• THE TASKS:
A. Name every news outlet that the news digest below cites as a source.
B. Extract every line of the records that contains the string "LAGOONS". Case counts.
begin TEXT PASSAGE
•The Tomb of the Unknowns marks its 100th anniversary at Arlington National Cemetery and is open to the public for the first time in 96 years, for just two days, NPR says.
•President Biden will sign the $1.2 trillion bipartisan infrastructure bill Monday, The Hill reports.
•A federal judge has approved a $626 million settlement of civil claims regarding the Flint, Michigan, water crisis. Nearly 80% of the settlement is for children, but it does not settle all lawsuits over lead contamination in the city’s water, Michigan Public Radio reports.
•Go to https://thehustings.news to read a new comment in the right column regarding our ongoing debate, ‘Was January 6 a ‘Dress Rehearsal’?” It’s not too late to add your own comments to the left or right columns – email us at editors@thehustings.news.
Insurrection vs. Inflation – District Judge Tanya Chutkan refused to delay the Friday deadline for the National Archives to turn over Trump White House documents to the January 6 House select committee, while the former president appeals the judge’s decision of earlier in the week (The Hill). Meanwhile, President Biden spoke of easing up supply shipping bottlenecks with the passage of his $1.2 trillion bipartisan infrastructure bill, after the Labor Department yesterday released news of the highest annual Consumer Price Index in 30 years.
What do these two issues have to do with each other?
If Donald J. Trump’s attorneys can’t get the Supreme Court to stay the district judge’s decision before the White House documents are turned over to Rep. Bennie Thompson’s, D-MS, committee tomorrow, much will be revealed about the president and his advisers’ involvement in the Capitol insurrection.
end TEXT PASSAGE
begin EXERCISE MATERIAL
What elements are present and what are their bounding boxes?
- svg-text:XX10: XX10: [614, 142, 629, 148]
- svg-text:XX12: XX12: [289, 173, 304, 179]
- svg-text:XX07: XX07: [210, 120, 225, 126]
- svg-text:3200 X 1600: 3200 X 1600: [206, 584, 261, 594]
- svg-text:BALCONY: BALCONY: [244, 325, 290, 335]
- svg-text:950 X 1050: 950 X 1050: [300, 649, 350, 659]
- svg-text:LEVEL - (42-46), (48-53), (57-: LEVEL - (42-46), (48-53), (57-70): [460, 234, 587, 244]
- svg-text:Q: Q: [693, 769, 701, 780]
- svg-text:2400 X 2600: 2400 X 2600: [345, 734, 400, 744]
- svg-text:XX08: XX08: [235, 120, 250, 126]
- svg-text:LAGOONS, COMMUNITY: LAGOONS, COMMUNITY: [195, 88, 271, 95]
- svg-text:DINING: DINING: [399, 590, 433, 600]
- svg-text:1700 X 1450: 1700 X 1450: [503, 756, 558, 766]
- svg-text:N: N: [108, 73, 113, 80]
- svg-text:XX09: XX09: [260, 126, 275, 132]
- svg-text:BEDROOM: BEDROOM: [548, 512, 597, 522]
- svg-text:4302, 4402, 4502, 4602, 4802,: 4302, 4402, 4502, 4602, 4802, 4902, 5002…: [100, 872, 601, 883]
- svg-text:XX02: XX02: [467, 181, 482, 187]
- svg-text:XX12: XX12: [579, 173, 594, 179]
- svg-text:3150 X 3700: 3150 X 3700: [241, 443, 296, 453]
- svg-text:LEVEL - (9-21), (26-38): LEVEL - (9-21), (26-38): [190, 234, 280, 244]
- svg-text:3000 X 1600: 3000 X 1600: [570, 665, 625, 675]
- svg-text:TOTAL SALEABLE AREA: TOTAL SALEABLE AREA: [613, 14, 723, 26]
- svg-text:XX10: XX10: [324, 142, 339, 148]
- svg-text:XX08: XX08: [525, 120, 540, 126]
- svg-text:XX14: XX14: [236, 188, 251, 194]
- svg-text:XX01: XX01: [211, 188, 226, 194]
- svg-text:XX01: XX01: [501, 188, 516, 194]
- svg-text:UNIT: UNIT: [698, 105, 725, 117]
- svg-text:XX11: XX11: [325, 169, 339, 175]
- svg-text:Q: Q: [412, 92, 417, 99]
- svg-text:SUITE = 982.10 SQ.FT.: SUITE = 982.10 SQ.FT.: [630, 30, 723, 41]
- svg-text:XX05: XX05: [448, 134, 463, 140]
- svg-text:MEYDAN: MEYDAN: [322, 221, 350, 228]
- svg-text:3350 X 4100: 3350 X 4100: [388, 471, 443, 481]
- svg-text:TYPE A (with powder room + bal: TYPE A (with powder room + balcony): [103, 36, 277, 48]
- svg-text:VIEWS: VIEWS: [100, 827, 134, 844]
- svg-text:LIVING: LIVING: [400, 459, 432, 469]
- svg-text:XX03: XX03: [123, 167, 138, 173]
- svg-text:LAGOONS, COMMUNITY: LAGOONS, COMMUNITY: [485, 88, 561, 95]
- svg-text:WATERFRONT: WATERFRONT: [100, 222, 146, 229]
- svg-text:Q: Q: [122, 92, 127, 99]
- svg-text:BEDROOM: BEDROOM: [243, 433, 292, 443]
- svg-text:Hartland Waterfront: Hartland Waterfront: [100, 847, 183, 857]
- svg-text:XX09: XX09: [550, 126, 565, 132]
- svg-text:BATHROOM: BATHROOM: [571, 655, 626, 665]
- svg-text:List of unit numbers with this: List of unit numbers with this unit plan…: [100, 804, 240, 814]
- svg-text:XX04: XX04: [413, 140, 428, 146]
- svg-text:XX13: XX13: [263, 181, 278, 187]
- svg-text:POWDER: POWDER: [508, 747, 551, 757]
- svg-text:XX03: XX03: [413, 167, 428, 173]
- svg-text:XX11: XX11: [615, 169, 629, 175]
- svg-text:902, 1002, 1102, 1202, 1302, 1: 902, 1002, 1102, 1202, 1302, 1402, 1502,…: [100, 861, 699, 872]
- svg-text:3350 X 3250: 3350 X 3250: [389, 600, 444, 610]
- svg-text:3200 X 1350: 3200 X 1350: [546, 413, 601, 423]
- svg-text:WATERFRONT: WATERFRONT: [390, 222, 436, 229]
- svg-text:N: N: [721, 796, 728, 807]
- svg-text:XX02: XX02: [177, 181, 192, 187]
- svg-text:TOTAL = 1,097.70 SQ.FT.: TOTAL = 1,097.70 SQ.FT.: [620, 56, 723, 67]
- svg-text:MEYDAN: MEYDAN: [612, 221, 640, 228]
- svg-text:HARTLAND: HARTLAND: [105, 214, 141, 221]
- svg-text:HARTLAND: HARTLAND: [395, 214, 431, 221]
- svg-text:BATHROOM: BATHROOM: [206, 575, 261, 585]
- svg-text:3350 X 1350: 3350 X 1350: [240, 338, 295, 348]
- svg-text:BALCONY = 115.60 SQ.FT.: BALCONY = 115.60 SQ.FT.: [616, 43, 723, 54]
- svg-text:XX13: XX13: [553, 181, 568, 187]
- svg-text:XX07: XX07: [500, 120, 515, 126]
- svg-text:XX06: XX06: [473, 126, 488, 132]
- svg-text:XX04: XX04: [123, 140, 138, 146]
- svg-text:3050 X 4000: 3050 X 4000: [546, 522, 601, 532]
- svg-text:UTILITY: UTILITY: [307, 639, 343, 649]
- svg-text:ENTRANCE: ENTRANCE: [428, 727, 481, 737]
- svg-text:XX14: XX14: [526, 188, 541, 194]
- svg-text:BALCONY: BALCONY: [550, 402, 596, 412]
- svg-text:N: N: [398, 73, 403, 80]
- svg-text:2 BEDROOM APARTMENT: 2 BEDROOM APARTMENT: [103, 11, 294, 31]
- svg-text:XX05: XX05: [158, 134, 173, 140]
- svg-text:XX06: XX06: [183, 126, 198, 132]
end EXERCISE MATERIAL
• PER-TASK ANSWERS:
A. NPR, The Hill, Michigan Public Radio

B.
- svg-text:LAGOONS, COMMUNITY: LAGOONS, COMMUNITY: [195, 88, 271, 95]
- svg-text:LAGOONS, COMMUNITY: LAGOONS, COMMUNITY: [485, 88, 561, 95]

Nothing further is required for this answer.